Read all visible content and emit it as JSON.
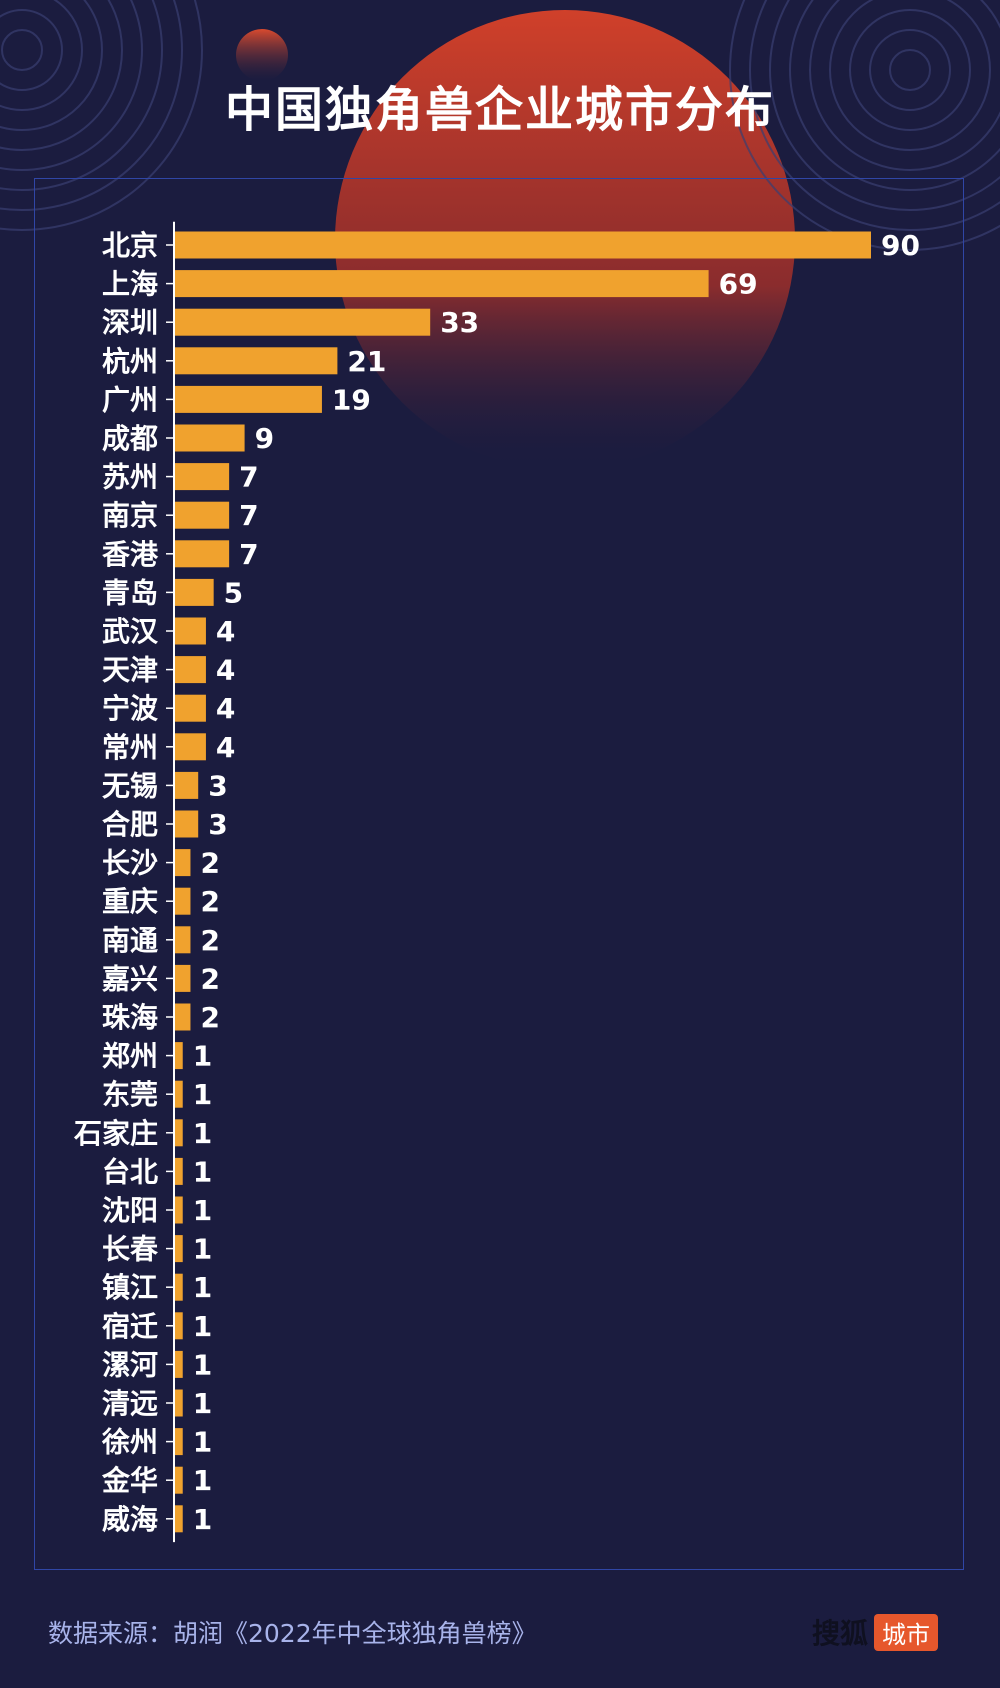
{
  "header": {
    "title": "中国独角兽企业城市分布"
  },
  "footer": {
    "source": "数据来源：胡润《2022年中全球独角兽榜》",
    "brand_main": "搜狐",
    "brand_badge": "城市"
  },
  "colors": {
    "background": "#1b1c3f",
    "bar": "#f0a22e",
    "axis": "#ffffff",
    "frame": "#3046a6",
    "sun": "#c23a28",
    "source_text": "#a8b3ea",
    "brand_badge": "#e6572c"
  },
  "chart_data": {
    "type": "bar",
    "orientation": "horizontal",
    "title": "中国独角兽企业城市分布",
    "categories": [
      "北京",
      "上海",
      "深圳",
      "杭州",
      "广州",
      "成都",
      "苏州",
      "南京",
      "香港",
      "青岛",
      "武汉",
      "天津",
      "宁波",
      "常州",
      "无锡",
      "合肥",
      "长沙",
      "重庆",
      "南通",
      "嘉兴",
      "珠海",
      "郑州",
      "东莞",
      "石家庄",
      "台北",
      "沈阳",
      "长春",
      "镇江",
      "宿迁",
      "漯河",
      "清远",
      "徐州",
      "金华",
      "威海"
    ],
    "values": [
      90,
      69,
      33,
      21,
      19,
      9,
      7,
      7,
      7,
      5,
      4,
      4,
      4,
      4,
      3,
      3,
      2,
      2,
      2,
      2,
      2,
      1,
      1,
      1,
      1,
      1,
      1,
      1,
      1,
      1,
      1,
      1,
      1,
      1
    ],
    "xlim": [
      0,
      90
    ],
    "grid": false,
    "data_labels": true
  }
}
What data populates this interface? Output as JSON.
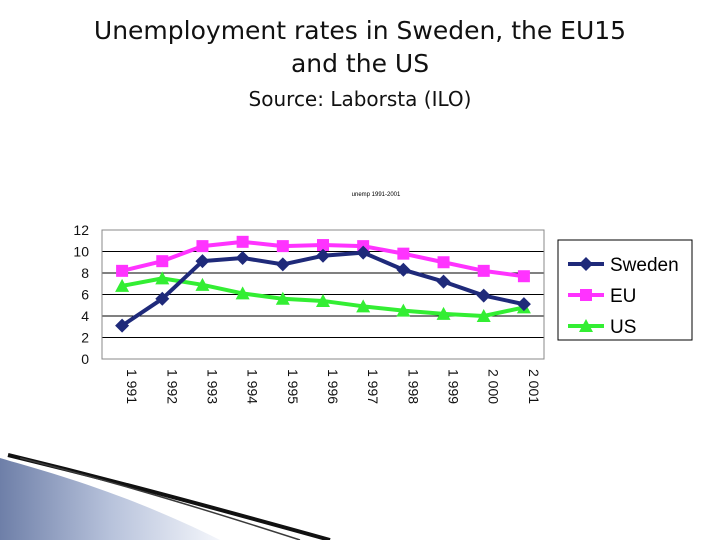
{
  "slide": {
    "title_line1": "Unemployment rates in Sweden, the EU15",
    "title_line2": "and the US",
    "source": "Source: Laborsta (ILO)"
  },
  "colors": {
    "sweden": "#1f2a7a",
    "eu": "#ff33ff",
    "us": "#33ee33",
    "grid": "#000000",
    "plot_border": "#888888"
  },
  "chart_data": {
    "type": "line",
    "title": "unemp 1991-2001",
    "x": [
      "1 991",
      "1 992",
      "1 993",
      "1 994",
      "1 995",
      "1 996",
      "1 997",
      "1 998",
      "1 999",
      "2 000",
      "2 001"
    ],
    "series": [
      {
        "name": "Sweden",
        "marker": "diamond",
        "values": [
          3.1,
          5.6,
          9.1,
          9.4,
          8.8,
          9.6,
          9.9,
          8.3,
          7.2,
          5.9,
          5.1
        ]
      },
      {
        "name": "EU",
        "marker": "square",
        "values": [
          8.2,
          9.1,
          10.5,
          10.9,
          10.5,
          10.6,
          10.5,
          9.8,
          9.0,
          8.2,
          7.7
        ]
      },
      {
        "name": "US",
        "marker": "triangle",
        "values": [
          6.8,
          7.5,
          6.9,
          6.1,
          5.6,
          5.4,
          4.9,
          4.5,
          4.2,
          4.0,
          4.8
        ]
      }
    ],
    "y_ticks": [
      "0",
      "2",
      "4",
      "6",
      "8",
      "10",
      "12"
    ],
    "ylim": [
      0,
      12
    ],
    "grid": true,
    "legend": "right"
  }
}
——
▶ [AIM]
Set down the lines of the records above exactly, apart from the pictures.

▶ [PROBLEM SOLUTION]
Read all visible content and emit it as JSON.
{
  "header": {
    "title": "中国独角兽企业城市分布"
  },
  "footer": {
    "source": "数据来源：胡润《2022年中全球独角兽榜》",
    "brand_main": "搜狐",
    "brand_badge": "城市"
  },
  "colors": {
    "background": "#1b1c3f",
    "bar": "#f0a22e",
    "axis": "#ffffff",
    "frame": "#3046a6",
    "sun": "#c23a28",
    "source_text": "#a8b3ea",
    "brand_badge": "#e6572c"
  },
  "chart_data": {
    "type": "bar",
    "orientation": "horizontal",
    "title": "中国独角兽企业城市分布",
    "categories": [
      "北京",
      "上海",
      "深圳",
      "杭州",
      "广州",
      "成都",
      "苏州",
      "南京",
      "香港",
      "青岛",
      "武汉",
      "天津",
      "宁波",
      "常州",
      "无锡",
      "合肥",
      "长沙",
      "重庆",
      "南通",
      "嘉兴",
      "珠海",
      "郑州",
      "东莞",
      "石家庄",
      "台北",
      "沈阳",
      "长春",
      "镇江",
      "宿迁",
      "漯河",
      "清远",
      "徐州",
      "金华",
      "威海"
    ],
    "values": [
      90,
      69,
      33,
      21,
      19,
      9,
      7,
      7,
      7,
      5,
      4,
      4,
      4,
      4,
      3,
      3,
      2,
      2,
      2,
      2,
      2,
      1,
      1,
      1,
      1,
      1,
      1,
      1,
      1,
      1,
      1,
      1,
      1,
      1
    ],
    "xlim": [
      0,
      90
    ],
    "grid": false,
    "data_labels": true
  }
}
What data populates this interface? Output as JSON.
{
  "slide": {
    "title_line1": "Unemployment rates in Sweden, the EU15",
    "title_line2": "and the US",
    "source": "Source: Laborsta (ILO)"
  },
  "colors": {
    "sweden": "#1f2a7a",
    "eu": "#ff33ff",
    "us": "#33ee33",
    "grid": "#000000",
    "plot_border": "#888888"
  },
  "chart_data": {
    "type": "line",
    "title": "unemp 1991-2001",
    "x": [
      "1 991",
      "1 992",
      "1 993",
      "1 994",
      "1 995",
      "1 996",
      "1 997",
      "1 998",
      "1 999",
      "2 000",
      "2 001"
    ],
    "series": [
      {
        "name": "Sweden",
        "marker": "diamond",
        "values": [
          3.1,
          5.6,
          9.1,
          9.4,
          8.8,
          9.6,
          9.9,
          8.3,
          7.2,
          5.9,
          5.1
        ]
      },
      {
        "name": "EU",
        "marker": "square",
        "values": [
          8.2,
          9.1,
          10.5,
          10.9,
          10.5,
          10.6,
          10.5,
          9.8,
          9.0,
          8.2,
          7.7
        ]
      },
      {
        "name": "US",
        "marker": "triangle",
        "values": [
          6.8,
          7.5,
          6.9,
          6.1,
          5.6,
          5.4,
          4.9,
          4.5,
          4.2,
          4.0,
          4.8
        ]
      }
    ],
    "y_ticks": [
      "0",
      "2",
      "4",
      "6",
      "8",
      "10",
      "12"
    ],
    "ylim": [
      0,
      12
    ],
    "grid": true,
    "legend": "right"
  }
}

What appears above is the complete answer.